◆ DO THIS
Copy out each line of the data that holds the word "Arthur".

Records from a data collection
· · ·

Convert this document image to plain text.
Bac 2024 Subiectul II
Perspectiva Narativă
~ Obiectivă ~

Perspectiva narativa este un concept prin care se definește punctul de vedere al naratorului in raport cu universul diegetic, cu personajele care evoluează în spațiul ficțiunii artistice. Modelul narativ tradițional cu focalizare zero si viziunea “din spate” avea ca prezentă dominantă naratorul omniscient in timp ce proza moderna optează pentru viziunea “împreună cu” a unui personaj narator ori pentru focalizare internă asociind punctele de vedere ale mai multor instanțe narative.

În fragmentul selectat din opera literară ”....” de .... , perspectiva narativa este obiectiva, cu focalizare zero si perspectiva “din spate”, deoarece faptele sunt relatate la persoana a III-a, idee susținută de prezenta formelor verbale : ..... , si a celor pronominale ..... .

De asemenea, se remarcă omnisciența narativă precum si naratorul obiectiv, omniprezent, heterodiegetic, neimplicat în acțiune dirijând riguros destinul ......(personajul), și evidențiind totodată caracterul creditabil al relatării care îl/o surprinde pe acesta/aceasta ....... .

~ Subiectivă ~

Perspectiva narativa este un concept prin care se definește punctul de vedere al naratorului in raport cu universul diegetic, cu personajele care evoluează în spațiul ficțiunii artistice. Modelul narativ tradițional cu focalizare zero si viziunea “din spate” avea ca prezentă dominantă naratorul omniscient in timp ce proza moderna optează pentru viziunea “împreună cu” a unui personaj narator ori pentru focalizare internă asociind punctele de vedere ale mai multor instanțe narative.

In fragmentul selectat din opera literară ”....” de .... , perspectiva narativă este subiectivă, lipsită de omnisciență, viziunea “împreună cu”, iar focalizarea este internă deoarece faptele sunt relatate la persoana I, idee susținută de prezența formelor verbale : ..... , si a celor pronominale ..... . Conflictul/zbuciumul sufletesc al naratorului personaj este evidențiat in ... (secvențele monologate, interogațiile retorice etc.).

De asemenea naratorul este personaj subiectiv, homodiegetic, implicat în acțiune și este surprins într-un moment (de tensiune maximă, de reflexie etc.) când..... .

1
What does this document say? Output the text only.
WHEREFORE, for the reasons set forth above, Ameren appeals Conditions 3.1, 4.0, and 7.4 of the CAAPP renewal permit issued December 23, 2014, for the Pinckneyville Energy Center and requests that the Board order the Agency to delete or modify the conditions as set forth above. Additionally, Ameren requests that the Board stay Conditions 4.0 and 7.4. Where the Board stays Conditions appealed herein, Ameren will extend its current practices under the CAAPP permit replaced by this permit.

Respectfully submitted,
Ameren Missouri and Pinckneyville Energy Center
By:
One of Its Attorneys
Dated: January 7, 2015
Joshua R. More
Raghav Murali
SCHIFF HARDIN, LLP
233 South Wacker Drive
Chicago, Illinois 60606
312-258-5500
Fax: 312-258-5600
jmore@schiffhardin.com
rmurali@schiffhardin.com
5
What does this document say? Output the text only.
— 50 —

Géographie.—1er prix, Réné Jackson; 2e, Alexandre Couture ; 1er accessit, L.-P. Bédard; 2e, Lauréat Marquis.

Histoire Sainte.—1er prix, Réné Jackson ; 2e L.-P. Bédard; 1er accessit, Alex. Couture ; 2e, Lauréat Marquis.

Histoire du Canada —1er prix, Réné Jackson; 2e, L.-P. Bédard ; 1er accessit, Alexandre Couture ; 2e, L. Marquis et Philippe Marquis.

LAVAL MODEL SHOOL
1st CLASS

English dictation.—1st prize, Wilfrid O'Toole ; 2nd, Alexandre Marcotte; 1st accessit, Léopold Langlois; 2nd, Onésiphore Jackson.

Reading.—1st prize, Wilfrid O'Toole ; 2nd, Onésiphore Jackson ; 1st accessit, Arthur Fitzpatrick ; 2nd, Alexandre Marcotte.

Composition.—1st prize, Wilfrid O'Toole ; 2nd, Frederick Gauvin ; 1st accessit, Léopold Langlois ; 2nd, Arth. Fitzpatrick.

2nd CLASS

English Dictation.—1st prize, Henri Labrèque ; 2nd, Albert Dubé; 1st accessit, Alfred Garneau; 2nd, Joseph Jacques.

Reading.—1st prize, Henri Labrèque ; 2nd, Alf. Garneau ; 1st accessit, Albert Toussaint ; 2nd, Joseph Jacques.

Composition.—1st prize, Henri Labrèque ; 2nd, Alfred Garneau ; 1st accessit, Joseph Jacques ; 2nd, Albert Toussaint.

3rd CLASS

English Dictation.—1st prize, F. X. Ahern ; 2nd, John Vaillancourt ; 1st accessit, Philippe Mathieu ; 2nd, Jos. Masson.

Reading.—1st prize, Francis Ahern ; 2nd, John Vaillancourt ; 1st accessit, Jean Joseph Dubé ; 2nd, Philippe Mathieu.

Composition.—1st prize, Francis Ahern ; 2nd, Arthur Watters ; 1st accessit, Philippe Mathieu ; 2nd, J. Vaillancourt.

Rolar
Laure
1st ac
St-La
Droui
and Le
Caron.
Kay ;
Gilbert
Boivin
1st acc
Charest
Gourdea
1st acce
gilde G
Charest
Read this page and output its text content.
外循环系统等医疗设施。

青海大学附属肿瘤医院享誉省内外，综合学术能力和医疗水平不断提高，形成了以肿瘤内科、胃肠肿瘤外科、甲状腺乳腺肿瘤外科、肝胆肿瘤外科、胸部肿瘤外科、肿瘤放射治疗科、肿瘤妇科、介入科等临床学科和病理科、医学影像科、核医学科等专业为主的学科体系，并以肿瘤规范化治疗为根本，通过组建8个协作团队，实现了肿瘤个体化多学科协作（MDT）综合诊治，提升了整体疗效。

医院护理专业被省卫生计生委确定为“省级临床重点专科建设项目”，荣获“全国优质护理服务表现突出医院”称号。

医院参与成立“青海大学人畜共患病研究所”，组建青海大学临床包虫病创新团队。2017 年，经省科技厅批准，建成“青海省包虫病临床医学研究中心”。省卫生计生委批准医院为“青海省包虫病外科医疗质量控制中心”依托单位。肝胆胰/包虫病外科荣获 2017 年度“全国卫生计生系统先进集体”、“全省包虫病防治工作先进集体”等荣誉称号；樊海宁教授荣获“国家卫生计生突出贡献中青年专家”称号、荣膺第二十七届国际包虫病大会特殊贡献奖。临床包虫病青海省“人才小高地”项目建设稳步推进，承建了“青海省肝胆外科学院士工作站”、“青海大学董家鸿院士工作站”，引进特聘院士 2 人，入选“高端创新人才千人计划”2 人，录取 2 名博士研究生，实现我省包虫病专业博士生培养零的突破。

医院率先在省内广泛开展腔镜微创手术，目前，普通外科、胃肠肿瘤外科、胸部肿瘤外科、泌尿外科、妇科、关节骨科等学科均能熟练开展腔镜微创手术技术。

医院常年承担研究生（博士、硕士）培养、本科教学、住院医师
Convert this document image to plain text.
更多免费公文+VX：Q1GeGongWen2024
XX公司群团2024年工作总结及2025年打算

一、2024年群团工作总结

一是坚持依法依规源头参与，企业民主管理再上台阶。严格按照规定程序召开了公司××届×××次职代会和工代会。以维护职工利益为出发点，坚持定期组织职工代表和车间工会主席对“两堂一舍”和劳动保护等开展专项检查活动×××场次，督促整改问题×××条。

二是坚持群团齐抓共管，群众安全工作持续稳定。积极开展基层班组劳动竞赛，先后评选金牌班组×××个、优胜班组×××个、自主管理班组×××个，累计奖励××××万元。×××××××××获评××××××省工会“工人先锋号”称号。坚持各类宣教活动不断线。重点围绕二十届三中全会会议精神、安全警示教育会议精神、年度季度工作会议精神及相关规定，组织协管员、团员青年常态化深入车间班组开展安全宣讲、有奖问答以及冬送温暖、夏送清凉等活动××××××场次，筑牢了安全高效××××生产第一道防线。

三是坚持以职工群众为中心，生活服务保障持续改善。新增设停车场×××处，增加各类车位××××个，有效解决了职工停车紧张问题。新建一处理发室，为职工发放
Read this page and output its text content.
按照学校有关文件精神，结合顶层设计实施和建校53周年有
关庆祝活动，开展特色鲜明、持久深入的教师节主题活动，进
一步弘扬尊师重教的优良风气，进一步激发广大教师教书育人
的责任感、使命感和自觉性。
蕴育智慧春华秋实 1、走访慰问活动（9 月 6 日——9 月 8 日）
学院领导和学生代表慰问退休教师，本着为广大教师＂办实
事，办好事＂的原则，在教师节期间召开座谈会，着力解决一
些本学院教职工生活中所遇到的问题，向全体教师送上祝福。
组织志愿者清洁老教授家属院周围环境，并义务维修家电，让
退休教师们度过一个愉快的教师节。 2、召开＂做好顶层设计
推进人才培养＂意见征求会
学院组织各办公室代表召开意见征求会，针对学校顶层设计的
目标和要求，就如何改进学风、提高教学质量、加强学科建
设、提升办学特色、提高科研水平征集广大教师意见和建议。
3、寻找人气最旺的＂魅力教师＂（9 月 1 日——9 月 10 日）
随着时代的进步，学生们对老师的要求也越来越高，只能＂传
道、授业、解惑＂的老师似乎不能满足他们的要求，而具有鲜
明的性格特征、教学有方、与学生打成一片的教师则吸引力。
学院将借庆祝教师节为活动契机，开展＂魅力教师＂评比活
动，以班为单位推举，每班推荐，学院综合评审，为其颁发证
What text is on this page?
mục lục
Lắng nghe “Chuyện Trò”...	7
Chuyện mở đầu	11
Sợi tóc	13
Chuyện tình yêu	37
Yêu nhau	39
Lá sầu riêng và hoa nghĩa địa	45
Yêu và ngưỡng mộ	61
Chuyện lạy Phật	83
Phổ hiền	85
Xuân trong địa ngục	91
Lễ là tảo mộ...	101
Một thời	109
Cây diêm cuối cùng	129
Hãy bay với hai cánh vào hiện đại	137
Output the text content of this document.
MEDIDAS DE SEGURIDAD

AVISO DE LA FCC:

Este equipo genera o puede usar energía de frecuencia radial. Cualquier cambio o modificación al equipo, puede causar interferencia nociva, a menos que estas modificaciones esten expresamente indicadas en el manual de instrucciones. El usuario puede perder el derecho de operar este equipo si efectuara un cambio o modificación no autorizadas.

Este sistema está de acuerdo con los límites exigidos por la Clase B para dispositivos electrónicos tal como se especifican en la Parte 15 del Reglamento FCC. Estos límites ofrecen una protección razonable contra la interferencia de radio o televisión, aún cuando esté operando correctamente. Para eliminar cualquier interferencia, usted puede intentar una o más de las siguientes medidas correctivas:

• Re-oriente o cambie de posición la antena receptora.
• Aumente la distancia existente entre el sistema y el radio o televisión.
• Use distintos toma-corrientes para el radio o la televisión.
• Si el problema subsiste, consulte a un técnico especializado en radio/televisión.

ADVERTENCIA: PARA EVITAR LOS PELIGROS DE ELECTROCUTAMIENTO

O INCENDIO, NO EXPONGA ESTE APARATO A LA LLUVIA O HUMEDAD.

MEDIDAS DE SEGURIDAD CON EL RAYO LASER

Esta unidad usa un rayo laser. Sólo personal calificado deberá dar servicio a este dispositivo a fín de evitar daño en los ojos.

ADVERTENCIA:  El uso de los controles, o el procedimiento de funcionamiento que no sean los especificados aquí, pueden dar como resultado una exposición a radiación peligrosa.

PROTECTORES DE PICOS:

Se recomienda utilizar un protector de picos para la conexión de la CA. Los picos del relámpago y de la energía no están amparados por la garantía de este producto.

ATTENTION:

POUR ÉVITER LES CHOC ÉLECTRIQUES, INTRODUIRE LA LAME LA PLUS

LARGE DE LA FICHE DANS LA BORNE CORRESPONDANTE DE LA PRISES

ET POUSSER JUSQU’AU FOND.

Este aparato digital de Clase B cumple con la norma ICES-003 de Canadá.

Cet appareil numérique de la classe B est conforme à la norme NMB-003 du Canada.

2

· · ·

◆ EXERCISE ANSWER
Reading.—1st prize, Wilfrid O'Toole ; 2nd, Onésiphore Jackson ; 1st accessit, Arthur Fitzpatrick ; 2nd, Alexandre Marcotte.
Composition.—1st prize, Francis Ahern ; 2nd, Arthur Watters ; 1st accessit, Philippe Mathieu ; 2nd, J. Vaillancourt.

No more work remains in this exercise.